***** LESETEXT *****
Im hohen Maß gefährdet seien Kinder, die keinerlei Fremdelreaktionen zeigen, die distanzlos auf jeden zugehen. "Distanzlosigkeit ist eine extreme Form verdeckter Ängste. Distanzlose Kinder laufen Gefahr, später in der Pubertät seelisch und körperlich missbraucht zu werden", warnt Jan-Uwe Rogge.
Die Bindung zu Mutter und Vater festigt sich
Wie stark ein Kind fremdelt, hänge zum einen mit dem Temperament des Kindes zusammen, zum anderen sei es aber auch kontextabhängig, erklärt Professor Gottfried Spangler, vom Lehrstuhl für Entwicklungspsychologie und Pädagogische Psychologie an der Friedrich-Alexander-Universität Erlangen-Nürnberg. Ein Kind reagiere anders, wenn es zu Hause spiele und ein Fremder käme zu Besuch, als wenn es zusammen mit seiner Mutter in einer fremden Umgebung auf Unbekannte träfe. Eine wichtige Rolle spiele hierbei auch die Reaktion der Mutter. "Wenn die Mutter den Fremden begrüßt und selbst entspannt ist, wird das Kind auch entspannter sein", erläutert Professor Gottfried Spangler und verweist auf einen weiteren wichtigen Aspekt in der Entwicklung des Kindes. In der zweiten Hälfte des ersten Lebensjahres lernt das Kind zwischen vertrauten und nicht vertrauten Personen zu unterscheiden, damit festigt sich auch die Bindung zu seinen "primären Bezugspersonen", in der Regel zu Mama und Papa. "Das Kind nimmt jetzt aktiv Bezug zur vertrauten Person auf", erklärt Professor Spangler und gibt ein Beispiel: "Das Kind krabbelt in einen anderen Raum, um dort neue Dinge zu entdecken. Nach kurzer Zeit wird es wieder zurück zur Mutter kommen. Es will sich rückversichern, ob die vertraute Bezugsperson noch da ist, ob alles in Ordnung ist. Dann kann es wieder beruhigt auf Erkundungsreise gehen." Wenn ein Kind in diesem Alter in eine Situation kommt, die es nicht kennt, dann ist die Reaktion der Bezugsperson entscheidend. "Jeder kennt folgende Situation: Ein Kind fällt hin. Zunächst passiert nichts. Erst als das Kind die erschrockene Mutter sieht, fängt es an zu weinen", veranschaulicht der Entwicklungspsychologe die vom Kind erlernte "soziale Bezugnahme". Spielt ein Kind nun vergnügt auf dem Spielplatz, hält es möglicherweise beim Anblick einer fremden Person nur kurz inne, wenn die Mutter mit ihrem Verhalten signalisiert: "Es besteht kein Grund zur Sorge."
Hört das Fremdeln wieder auf?
***** DATENSÄTZE *****
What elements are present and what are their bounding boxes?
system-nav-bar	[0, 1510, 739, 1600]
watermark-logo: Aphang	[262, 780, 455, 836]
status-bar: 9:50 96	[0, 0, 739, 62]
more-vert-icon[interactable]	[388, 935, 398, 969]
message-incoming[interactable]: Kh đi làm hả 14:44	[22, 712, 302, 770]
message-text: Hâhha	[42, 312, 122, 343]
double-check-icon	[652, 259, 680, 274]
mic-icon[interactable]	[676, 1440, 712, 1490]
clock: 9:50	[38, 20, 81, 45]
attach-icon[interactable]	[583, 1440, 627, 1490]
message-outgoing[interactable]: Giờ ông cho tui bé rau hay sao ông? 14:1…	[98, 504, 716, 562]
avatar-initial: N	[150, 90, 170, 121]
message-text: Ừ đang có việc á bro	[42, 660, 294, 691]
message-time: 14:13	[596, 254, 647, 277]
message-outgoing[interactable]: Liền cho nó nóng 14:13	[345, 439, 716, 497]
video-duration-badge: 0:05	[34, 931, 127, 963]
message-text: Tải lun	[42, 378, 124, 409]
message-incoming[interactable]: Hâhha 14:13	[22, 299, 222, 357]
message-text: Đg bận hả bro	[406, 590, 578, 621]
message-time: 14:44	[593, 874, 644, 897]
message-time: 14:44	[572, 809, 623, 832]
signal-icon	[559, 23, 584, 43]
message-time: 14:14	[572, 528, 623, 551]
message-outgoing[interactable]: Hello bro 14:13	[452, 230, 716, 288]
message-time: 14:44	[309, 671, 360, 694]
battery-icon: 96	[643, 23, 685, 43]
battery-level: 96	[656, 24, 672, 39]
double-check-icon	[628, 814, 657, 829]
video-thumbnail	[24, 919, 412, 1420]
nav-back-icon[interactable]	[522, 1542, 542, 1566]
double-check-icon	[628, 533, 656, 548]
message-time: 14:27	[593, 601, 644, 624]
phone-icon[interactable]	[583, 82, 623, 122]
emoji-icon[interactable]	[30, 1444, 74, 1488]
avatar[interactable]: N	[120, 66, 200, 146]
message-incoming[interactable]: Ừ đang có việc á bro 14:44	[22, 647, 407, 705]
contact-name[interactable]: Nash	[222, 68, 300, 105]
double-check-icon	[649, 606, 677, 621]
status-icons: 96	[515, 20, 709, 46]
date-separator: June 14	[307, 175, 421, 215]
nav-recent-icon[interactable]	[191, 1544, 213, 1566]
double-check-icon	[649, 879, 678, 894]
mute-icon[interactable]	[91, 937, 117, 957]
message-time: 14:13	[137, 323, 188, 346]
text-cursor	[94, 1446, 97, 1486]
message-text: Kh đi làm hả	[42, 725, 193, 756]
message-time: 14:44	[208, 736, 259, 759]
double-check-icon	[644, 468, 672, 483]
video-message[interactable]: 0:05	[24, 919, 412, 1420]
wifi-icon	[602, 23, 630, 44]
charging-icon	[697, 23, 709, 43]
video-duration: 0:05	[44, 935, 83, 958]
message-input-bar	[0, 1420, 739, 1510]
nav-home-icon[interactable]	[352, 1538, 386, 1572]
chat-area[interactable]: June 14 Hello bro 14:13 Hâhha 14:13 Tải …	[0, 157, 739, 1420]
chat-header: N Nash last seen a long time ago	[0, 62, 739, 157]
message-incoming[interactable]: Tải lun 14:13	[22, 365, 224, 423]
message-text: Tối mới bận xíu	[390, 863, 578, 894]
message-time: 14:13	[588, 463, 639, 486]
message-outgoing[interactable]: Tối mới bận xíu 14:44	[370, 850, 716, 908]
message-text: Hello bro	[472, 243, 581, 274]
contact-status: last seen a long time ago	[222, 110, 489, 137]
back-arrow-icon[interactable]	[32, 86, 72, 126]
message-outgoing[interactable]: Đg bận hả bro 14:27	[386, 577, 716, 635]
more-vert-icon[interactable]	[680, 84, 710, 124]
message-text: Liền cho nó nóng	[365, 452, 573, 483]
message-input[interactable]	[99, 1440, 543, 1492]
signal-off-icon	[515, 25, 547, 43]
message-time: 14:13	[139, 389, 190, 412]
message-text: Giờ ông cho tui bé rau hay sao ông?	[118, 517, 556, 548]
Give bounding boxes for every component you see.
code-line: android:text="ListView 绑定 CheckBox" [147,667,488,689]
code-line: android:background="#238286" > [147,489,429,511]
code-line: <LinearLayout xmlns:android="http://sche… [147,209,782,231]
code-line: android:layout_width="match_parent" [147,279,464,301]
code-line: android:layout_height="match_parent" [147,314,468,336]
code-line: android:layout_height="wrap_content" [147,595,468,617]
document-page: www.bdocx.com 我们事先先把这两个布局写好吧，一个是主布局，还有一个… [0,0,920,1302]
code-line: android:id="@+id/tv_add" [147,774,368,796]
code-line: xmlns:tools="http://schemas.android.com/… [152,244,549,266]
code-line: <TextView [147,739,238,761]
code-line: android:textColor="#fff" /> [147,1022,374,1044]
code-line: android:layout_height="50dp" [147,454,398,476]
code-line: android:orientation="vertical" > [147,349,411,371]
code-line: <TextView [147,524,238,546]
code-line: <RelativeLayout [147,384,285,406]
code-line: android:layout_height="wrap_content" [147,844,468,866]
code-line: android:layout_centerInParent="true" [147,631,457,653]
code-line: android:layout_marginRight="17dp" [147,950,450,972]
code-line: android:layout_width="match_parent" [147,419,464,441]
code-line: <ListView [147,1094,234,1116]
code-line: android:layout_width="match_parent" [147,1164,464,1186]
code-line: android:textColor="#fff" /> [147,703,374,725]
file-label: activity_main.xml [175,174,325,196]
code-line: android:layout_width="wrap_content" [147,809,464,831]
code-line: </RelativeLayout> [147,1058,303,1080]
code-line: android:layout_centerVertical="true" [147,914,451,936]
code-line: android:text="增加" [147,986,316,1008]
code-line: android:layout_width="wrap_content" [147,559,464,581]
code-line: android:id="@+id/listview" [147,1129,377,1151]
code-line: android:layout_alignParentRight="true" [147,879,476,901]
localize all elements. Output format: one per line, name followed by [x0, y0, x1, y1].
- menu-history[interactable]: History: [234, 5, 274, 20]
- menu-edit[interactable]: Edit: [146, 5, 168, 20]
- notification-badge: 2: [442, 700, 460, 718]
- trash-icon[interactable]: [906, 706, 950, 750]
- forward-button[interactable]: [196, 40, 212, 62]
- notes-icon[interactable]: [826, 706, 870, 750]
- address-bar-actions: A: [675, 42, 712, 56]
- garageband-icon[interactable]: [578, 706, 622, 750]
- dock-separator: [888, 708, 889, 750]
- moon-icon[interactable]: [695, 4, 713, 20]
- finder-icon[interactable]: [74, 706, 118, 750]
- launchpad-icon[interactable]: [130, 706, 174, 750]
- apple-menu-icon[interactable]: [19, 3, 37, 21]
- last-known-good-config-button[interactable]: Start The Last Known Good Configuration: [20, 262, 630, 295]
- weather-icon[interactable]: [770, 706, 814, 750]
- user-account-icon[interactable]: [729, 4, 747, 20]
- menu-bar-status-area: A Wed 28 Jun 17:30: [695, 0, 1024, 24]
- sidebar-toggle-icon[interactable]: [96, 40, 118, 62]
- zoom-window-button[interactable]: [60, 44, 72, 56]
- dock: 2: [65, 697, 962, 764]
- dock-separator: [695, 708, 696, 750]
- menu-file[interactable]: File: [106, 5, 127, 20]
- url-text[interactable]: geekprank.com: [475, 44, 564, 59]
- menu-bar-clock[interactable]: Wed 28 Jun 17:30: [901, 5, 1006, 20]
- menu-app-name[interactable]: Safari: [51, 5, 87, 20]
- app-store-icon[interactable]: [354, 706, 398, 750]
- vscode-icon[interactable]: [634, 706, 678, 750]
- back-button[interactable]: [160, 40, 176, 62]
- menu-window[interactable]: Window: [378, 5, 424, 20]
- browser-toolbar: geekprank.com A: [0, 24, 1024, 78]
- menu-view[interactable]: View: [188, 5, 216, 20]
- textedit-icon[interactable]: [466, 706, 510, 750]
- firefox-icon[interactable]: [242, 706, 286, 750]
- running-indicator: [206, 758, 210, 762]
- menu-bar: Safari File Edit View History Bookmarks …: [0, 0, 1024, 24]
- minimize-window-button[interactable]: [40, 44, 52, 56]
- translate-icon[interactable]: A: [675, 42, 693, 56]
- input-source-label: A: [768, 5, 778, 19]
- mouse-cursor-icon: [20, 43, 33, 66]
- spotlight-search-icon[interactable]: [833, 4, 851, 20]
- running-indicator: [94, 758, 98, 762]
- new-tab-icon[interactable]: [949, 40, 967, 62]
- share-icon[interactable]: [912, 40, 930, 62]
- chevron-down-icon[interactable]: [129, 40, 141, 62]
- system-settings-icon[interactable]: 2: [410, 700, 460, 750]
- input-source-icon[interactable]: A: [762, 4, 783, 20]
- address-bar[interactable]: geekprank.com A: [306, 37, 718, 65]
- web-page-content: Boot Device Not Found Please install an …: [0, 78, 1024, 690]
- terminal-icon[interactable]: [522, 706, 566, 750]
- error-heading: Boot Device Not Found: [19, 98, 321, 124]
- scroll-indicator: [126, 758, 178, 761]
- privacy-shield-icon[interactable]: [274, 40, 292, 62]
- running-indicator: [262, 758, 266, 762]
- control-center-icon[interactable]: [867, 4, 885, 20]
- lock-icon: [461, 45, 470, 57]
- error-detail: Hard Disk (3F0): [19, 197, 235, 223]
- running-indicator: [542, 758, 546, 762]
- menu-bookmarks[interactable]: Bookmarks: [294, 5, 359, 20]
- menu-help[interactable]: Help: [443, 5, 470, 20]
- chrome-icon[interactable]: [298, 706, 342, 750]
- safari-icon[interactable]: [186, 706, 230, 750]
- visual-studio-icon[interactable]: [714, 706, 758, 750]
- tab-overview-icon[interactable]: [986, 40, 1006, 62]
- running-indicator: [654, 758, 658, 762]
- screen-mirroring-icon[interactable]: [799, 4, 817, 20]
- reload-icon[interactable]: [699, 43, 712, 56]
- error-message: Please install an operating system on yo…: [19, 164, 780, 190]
*****
- ARBEITSAUFTRÄGE:
1. Wovon hängt laut Lesetext ab, wie stark ein Kind fremdelt?
2. Geben Sie den Abschnitt des Lesetextes wortgetreu aus, beginnend mit „Im hohen Maß“ und fortlaufend bis einschließlich „warnt Jan-Uwe Rogge.“.
Grundlage ist allein der Lesetext, nicht die Datensätze.

- LÖSUNGEN:
1. Vom Temperament des Kindes und vom Kontext der Situation.

2.
Im hohen Maß gefährdet seien Kinder, die keinerlei Fremdelreaktionen zeigen, die distanzlos auf jeden zugehen. "Distanzlosigkeit ist eine extreme Form verdeckter Ängste. Distanzlose Kinder laufen Gefahr, später in der Pubertät seelisch und körperlich missbraucht zu werden", warnt Jan-Uwe Rogge.